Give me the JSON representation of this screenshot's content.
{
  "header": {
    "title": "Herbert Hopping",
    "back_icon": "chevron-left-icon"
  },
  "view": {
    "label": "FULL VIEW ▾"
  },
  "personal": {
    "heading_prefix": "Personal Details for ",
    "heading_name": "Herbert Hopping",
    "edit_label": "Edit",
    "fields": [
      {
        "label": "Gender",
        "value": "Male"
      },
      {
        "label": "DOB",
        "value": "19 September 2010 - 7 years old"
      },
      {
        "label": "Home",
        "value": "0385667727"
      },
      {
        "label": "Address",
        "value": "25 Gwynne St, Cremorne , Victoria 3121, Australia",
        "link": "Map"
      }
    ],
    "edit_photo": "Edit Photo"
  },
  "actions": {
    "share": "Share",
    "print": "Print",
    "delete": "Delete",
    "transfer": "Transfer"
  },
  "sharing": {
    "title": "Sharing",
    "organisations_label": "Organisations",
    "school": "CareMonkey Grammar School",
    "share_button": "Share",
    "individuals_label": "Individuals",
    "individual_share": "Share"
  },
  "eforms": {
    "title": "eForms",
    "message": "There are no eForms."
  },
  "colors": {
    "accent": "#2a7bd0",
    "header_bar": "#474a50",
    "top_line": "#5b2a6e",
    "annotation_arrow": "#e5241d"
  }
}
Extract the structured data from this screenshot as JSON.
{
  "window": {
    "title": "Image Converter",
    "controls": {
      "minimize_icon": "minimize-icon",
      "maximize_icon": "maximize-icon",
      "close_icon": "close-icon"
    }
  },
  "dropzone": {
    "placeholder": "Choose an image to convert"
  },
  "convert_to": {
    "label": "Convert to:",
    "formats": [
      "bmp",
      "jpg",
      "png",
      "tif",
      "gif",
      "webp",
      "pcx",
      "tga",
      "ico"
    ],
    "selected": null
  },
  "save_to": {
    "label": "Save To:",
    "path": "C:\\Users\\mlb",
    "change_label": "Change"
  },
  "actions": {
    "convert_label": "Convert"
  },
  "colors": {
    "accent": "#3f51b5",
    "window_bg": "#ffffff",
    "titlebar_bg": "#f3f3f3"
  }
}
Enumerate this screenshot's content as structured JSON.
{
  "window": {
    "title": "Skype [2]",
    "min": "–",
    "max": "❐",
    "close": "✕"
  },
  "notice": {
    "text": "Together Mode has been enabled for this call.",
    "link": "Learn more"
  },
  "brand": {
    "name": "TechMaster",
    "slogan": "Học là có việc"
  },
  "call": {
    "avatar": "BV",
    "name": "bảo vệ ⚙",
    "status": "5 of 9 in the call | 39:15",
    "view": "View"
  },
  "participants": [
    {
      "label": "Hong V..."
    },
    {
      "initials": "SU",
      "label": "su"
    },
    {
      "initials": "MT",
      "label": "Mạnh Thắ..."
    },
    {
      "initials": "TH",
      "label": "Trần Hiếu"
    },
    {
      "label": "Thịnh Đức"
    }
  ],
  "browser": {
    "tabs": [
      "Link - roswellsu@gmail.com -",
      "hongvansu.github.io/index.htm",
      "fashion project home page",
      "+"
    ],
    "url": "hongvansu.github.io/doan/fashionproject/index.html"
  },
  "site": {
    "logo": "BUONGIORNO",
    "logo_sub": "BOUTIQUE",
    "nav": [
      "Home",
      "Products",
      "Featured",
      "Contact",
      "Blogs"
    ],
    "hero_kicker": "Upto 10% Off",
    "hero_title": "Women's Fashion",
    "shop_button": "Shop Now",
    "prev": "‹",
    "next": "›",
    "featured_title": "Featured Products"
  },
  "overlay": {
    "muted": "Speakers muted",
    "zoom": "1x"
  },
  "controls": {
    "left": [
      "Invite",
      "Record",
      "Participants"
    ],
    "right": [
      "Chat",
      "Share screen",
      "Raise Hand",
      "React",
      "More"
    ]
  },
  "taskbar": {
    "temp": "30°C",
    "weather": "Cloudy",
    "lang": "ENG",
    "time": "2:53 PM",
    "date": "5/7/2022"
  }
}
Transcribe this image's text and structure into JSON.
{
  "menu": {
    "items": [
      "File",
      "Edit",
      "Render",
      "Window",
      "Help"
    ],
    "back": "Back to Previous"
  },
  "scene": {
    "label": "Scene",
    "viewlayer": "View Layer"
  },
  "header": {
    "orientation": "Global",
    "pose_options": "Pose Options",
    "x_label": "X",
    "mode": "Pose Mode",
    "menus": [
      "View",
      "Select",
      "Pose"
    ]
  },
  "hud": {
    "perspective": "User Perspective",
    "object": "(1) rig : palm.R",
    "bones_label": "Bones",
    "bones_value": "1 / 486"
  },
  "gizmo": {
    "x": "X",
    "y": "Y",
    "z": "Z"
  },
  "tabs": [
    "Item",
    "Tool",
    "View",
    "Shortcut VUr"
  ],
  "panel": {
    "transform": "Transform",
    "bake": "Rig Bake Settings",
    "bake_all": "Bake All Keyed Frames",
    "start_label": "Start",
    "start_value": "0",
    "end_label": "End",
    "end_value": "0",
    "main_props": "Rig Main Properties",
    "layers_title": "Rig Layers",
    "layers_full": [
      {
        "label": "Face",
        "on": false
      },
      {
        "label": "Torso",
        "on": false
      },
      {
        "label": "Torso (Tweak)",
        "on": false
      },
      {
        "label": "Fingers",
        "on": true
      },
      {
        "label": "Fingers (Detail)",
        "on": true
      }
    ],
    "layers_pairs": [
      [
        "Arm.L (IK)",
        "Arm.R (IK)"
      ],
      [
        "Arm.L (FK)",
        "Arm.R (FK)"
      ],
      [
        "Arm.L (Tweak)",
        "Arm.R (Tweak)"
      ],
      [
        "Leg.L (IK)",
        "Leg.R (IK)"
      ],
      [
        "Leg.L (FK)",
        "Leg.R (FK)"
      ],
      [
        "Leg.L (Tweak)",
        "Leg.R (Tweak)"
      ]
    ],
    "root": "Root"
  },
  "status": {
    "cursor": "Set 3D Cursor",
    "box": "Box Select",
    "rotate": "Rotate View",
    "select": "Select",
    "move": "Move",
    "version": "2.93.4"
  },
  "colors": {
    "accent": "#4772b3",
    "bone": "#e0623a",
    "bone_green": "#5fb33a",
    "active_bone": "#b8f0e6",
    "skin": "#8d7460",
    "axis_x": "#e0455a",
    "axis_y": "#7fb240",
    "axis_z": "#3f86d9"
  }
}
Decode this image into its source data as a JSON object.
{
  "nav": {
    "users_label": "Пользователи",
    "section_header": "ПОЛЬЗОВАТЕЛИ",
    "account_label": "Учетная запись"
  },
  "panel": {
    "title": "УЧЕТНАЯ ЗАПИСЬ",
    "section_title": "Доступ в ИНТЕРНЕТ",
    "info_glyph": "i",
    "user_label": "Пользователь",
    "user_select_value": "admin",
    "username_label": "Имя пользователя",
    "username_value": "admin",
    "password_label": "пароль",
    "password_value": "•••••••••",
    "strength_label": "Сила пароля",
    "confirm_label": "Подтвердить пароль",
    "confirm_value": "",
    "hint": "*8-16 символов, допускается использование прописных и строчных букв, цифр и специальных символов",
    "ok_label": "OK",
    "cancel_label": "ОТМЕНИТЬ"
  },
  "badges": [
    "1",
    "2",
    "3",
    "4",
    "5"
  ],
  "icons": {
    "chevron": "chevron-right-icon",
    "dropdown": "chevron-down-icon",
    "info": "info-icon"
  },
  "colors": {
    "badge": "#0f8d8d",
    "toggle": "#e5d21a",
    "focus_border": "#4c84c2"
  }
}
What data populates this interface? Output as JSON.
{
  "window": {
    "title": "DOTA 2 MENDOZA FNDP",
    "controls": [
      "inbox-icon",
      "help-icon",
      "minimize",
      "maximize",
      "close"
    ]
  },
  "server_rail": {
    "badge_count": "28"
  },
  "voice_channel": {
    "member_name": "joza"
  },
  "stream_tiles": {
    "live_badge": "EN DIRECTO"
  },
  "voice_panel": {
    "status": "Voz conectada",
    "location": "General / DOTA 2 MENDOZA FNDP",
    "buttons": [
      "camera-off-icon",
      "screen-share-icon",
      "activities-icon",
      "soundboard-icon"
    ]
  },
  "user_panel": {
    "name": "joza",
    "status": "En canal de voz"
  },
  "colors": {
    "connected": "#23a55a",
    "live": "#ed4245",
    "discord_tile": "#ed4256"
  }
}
--- --- ---
WRITTEN INSTRUCTION:
Copy, from the material above, each line in which the string "text" occurs.

WRITTEN ANSWER:
    "text": "Together Mode has been enabled for this call.",
Transcribe this image's text and structure into JSON.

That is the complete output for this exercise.